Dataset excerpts
----------
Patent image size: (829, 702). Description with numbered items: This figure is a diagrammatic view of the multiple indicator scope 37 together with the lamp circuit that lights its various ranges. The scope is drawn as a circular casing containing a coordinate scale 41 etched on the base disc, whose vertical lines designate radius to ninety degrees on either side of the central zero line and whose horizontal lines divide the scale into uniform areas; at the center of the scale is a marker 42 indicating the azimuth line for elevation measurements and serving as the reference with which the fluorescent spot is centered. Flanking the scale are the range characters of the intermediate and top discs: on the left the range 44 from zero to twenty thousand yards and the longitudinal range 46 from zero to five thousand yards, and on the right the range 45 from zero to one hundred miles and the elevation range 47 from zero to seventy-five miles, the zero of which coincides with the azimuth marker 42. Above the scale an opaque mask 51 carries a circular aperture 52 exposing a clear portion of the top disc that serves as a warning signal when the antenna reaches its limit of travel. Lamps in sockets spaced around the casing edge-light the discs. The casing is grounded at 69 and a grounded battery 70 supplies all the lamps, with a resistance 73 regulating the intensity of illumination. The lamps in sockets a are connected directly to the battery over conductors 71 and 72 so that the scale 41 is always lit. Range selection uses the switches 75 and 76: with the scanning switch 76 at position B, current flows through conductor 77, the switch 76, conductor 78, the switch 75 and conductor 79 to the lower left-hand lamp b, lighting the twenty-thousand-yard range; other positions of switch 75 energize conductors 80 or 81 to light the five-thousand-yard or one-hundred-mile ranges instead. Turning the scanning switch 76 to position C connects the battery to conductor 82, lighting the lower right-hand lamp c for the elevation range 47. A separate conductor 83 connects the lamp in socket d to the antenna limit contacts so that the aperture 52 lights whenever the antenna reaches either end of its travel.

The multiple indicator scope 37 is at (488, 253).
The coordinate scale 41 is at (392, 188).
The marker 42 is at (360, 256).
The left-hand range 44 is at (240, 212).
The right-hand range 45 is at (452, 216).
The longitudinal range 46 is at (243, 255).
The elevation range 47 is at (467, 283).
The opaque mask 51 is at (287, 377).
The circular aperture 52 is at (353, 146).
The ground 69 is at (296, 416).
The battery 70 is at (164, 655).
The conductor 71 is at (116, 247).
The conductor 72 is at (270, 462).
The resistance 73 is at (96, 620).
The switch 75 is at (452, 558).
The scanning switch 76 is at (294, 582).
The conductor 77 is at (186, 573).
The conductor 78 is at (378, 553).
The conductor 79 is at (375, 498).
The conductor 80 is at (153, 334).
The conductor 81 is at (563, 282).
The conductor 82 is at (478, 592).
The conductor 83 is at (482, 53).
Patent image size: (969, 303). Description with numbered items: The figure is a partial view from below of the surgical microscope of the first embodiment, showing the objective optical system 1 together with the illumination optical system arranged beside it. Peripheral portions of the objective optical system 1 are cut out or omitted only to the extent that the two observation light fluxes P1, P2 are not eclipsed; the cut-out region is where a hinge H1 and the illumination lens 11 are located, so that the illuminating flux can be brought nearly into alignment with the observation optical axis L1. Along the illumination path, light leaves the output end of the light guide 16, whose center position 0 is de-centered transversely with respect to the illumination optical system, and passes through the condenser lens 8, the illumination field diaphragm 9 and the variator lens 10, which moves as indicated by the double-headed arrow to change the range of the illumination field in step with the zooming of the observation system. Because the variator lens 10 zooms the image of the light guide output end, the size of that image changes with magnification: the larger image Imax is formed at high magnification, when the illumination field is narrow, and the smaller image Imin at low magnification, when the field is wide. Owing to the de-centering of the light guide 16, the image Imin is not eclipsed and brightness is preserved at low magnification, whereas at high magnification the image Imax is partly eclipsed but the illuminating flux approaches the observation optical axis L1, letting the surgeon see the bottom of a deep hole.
----------
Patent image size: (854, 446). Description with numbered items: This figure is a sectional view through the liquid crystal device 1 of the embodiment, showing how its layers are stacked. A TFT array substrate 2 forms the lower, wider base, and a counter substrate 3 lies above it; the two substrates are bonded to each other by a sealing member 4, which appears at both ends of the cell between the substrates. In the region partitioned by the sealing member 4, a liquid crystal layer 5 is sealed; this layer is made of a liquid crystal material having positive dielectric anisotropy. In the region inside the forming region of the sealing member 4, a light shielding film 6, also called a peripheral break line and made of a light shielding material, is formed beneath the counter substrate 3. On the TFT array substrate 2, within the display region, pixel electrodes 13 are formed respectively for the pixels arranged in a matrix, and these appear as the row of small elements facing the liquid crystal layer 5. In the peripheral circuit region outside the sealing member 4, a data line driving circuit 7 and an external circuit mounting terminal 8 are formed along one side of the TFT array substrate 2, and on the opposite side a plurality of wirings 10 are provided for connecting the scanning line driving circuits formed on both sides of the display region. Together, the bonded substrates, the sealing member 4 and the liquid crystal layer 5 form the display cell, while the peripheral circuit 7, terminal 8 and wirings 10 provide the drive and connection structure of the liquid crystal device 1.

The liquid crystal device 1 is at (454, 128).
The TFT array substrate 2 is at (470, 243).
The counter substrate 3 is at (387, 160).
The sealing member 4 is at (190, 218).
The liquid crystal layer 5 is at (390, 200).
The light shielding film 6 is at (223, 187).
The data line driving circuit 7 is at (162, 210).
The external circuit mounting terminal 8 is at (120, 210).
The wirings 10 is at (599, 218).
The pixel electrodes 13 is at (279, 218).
----------
▶ **Exercise prompt**: Change "stacked" to "arranged" in everything from the line containing "Patent image size: (854, 446)." down to the line containing "The external circuit". Leave all else unchanged, and return only those lines.

▶ **Task response**:
Patent image size: (854, 446). Description with numbered items: This figure is a sectional view through the liquid crystal device 1 of the embodiment, showing how its layers are arranged. A TFT array substrate 2 forms the lower, wider base, and a counter substrate 3 lies above it; the two substrates are bonded to each other by a sealing member 4, which appears at both ends of the cell between the substrates. In the region partitioned by the sealing member 4, a liquid crystal layer 5 is sealed; this layer is made of a liquid crystal material having positive dielectric anisotropy. In the region inside the forming region of the sealing member 4, a light shielding film 6, also called a peripheral break line and made of a light shielding material, is formed beneath the counter substrate 3. On the TFT array substrate 2, within the display region, pixel electrodes 13 are formed respectively for the pixels arranged in a matrix, and these appear as the row of small elements facing the liquid crystal layer 5. In the peripheral circuit region outside the sealing member 4, a data line driving circuit 7 and an external circuit mounting terminal 8 are formed along one side of the TFT array substrate 2, and on the opposite side a plurality of wirings 10 are provided for connecting the scanning line driving circuits formed on both sides of the display region. Together, the bonded substrates, the sealing member 4 and the liquid crystal layer 5 form the display cell, while the peripheral circuit 7, terminal 8 and wirings 10 provide the drive and connection structure of the liquid crystal device 1.

The liquid crystal device 1 is at (454, 128).
The TFT array substrate 2 is at (470, 243).
The counter substrate 3 is at (387, 160).
The sealing member 4 is at (190, 218).
The liquid crystal layer 5 is at (390, 200).
The light shielding film 6 is at (223, 187).
The data line driving circuit 7 is at (162, 210).
The external circuit mounting terminal 8 is at (120, 210).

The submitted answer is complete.